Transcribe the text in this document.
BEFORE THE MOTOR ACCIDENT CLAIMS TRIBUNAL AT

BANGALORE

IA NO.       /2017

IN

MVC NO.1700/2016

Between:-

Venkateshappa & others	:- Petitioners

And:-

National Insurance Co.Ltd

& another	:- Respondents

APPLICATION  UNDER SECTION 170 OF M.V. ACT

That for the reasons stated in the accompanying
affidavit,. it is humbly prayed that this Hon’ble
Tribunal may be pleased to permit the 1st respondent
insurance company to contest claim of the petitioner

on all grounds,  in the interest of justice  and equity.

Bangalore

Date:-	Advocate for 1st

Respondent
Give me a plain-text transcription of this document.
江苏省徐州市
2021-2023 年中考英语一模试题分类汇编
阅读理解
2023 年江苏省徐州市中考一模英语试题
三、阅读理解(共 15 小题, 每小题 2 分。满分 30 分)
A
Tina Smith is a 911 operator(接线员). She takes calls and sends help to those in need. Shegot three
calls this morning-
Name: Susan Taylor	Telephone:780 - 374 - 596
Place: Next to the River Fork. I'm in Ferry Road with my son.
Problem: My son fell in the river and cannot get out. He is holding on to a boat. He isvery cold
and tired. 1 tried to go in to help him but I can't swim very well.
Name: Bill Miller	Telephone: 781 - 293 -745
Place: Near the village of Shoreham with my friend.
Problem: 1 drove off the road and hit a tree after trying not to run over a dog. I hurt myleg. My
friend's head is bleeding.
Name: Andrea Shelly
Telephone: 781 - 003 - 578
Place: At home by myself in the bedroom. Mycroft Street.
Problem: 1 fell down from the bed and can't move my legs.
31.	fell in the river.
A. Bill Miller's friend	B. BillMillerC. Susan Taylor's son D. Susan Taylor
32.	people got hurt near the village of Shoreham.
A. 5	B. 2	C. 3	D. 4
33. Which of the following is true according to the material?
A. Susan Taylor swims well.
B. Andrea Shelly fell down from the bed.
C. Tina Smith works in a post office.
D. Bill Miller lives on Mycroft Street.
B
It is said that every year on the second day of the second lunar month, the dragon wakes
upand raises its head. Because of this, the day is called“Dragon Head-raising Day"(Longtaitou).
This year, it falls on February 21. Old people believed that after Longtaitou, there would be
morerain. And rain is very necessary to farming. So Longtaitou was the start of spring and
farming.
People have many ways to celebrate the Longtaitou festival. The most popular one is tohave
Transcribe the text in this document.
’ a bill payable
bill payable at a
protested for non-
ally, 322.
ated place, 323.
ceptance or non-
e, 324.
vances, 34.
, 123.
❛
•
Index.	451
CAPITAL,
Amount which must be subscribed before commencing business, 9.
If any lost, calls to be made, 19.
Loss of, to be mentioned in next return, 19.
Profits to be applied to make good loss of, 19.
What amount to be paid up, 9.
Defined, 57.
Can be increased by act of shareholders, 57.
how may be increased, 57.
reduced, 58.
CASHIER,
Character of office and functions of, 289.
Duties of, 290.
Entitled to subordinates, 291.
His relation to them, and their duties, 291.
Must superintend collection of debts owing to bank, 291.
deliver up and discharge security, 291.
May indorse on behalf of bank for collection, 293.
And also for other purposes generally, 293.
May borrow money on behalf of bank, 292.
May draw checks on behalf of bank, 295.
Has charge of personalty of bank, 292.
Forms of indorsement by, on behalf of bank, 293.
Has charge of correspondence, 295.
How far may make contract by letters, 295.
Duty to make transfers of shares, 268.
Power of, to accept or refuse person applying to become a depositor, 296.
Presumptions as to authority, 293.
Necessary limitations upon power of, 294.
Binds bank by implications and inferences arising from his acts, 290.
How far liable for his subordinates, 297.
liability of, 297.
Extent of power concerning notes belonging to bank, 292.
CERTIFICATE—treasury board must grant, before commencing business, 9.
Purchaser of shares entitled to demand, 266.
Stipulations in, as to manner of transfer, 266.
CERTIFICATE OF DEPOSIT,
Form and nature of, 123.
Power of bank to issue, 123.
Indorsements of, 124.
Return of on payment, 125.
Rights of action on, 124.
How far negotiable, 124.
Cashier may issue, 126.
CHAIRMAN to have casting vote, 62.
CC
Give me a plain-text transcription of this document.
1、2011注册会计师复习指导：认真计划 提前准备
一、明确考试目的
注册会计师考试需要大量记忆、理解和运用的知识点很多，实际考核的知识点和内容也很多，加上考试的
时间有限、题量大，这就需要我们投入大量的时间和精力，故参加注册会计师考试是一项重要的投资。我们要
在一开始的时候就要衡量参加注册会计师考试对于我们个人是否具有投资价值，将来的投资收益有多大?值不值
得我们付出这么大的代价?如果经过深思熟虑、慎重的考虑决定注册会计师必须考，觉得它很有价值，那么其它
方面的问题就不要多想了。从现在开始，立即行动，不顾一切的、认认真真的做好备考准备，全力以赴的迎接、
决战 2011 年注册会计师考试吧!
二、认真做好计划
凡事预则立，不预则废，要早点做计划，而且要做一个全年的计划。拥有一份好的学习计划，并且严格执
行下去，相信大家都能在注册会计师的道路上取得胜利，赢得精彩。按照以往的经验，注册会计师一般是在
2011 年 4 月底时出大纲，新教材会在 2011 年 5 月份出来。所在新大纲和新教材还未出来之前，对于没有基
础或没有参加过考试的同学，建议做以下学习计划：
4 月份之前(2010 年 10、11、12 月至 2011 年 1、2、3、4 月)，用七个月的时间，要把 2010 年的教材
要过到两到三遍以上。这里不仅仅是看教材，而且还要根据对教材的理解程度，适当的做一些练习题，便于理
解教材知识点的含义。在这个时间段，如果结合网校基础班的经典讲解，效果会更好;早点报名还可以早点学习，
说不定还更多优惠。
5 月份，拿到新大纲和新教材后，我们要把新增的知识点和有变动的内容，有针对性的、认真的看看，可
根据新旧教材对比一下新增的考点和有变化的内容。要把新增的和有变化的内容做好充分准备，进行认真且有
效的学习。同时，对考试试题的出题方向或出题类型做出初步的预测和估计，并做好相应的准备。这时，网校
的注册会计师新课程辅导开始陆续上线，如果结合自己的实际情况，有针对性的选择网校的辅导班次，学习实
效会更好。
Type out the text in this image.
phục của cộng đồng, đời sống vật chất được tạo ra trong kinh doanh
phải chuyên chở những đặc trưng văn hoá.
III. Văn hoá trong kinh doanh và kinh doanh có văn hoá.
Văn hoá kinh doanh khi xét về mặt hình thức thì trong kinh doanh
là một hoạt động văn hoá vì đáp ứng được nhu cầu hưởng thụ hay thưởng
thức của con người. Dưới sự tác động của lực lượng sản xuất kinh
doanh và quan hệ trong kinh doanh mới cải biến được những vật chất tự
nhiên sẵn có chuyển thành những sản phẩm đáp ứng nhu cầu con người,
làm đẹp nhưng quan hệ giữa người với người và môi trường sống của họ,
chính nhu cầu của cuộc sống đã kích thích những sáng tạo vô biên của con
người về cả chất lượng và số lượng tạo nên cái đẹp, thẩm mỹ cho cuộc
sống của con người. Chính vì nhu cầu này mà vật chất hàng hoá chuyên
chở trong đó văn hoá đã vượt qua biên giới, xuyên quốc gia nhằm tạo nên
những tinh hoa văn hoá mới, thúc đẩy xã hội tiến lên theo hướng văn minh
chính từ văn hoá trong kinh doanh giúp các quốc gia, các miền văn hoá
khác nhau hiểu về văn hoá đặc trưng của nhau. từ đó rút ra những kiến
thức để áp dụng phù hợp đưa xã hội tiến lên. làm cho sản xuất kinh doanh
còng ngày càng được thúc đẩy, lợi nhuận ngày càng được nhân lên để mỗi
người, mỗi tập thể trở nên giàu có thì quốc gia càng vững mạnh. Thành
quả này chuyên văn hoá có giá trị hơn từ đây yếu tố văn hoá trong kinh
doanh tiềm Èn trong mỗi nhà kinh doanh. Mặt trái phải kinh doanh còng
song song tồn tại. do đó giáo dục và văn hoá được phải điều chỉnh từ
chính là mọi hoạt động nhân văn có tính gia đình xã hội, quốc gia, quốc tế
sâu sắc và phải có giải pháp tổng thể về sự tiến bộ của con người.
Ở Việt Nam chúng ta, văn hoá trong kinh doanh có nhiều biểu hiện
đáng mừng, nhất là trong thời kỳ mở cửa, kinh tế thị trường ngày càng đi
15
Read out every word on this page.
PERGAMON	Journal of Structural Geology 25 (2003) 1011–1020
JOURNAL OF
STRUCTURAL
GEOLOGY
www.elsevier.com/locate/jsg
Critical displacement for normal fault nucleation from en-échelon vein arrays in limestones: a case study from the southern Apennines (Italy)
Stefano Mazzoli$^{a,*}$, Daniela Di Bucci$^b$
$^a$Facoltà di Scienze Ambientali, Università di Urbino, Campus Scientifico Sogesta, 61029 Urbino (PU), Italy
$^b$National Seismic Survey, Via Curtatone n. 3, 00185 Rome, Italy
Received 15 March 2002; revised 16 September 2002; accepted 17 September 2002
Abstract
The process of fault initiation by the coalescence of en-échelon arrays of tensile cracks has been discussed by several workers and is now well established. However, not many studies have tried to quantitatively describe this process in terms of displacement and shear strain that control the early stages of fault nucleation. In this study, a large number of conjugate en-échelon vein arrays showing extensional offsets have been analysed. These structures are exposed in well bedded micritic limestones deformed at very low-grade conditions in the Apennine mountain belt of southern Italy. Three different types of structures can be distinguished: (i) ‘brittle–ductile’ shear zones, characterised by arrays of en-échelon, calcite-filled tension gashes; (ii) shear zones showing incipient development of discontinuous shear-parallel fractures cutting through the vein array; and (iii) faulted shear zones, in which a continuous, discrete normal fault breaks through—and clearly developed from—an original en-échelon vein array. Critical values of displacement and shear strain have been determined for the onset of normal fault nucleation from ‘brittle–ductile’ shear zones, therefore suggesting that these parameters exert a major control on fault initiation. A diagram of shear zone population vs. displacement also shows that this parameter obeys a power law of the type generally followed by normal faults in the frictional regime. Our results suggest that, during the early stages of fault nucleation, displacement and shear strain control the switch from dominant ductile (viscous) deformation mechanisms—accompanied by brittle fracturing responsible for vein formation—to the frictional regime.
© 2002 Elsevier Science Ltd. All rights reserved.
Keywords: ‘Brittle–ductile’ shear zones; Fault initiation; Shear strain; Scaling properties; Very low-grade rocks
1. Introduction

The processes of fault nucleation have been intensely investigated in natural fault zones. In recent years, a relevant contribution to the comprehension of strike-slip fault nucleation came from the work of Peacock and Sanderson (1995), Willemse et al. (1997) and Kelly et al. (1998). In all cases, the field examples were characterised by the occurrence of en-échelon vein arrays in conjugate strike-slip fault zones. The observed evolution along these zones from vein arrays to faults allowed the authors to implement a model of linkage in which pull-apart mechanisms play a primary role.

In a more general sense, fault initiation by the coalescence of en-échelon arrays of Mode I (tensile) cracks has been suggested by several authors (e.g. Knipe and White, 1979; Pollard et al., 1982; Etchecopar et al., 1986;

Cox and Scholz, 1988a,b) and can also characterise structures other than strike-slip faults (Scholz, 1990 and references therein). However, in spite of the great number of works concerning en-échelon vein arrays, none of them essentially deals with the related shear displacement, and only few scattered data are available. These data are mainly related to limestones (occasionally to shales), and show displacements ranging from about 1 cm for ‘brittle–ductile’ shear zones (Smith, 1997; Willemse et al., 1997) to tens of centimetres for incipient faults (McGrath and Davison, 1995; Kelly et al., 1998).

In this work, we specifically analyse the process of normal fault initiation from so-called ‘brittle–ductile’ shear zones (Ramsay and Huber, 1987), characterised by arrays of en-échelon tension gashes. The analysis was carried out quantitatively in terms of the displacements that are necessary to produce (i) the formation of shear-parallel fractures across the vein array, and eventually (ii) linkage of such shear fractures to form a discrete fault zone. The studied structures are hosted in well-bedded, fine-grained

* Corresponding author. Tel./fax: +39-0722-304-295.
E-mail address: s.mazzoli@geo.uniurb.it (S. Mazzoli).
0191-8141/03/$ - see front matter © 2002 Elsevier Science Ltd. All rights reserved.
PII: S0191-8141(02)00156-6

Instructions to follow :: Exactly how many lines contain "ngày"? State the number and nothing else.

The completed task :: 2